Short exercise:
Return each line containing the string "Proceedings".

Data provided:
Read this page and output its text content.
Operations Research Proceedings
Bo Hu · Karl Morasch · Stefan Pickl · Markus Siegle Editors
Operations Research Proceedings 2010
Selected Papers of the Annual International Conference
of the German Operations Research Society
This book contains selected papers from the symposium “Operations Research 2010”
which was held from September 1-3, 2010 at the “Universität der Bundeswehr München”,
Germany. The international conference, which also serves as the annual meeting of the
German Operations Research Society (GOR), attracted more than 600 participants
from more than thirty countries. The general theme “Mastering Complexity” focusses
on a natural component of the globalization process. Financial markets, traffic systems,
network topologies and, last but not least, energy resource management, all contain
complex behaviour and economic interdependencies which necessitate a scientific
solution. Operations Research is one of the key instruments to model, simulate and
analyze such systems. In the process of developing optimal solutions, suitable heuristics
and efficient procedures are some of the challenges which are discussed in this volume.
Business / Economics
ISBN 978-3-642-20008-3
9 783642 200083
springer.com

---

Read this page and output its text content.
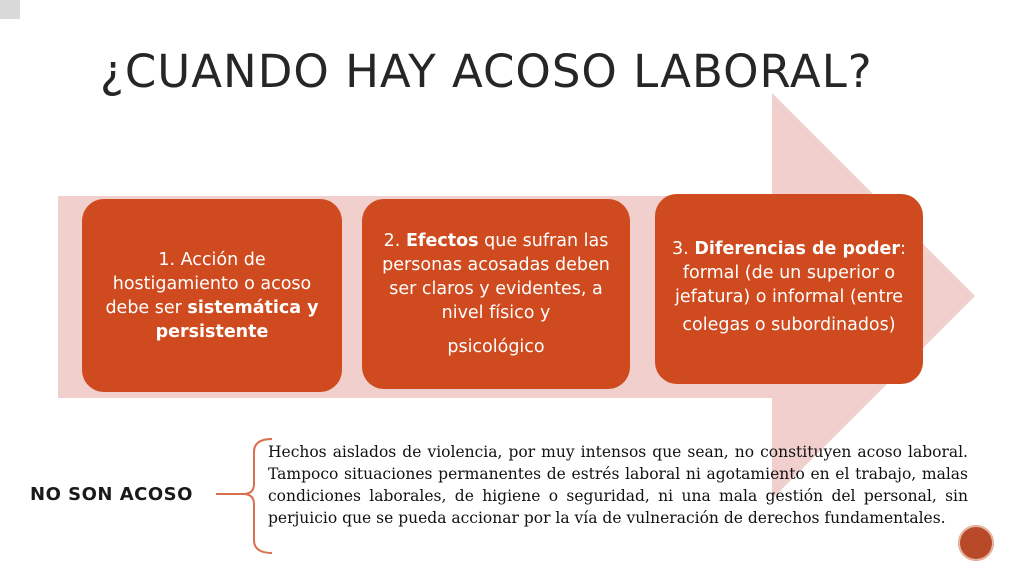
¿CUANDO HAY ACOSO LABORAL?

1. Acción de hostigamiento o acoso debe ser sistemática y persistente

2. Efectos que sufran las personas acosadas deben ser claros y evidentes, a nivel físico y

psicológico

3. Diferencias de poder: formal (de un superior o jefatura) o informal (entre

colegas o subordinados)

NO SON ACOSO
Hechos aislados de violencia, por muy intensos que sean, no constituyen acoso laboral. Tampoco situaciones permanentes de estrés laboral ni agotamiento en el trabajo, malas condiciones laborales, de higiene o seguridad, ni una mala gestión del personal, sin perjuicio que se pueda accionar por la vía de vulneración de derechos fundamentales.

Task answer:
Operations Research Proceedings
Operations Research Proceedings 2010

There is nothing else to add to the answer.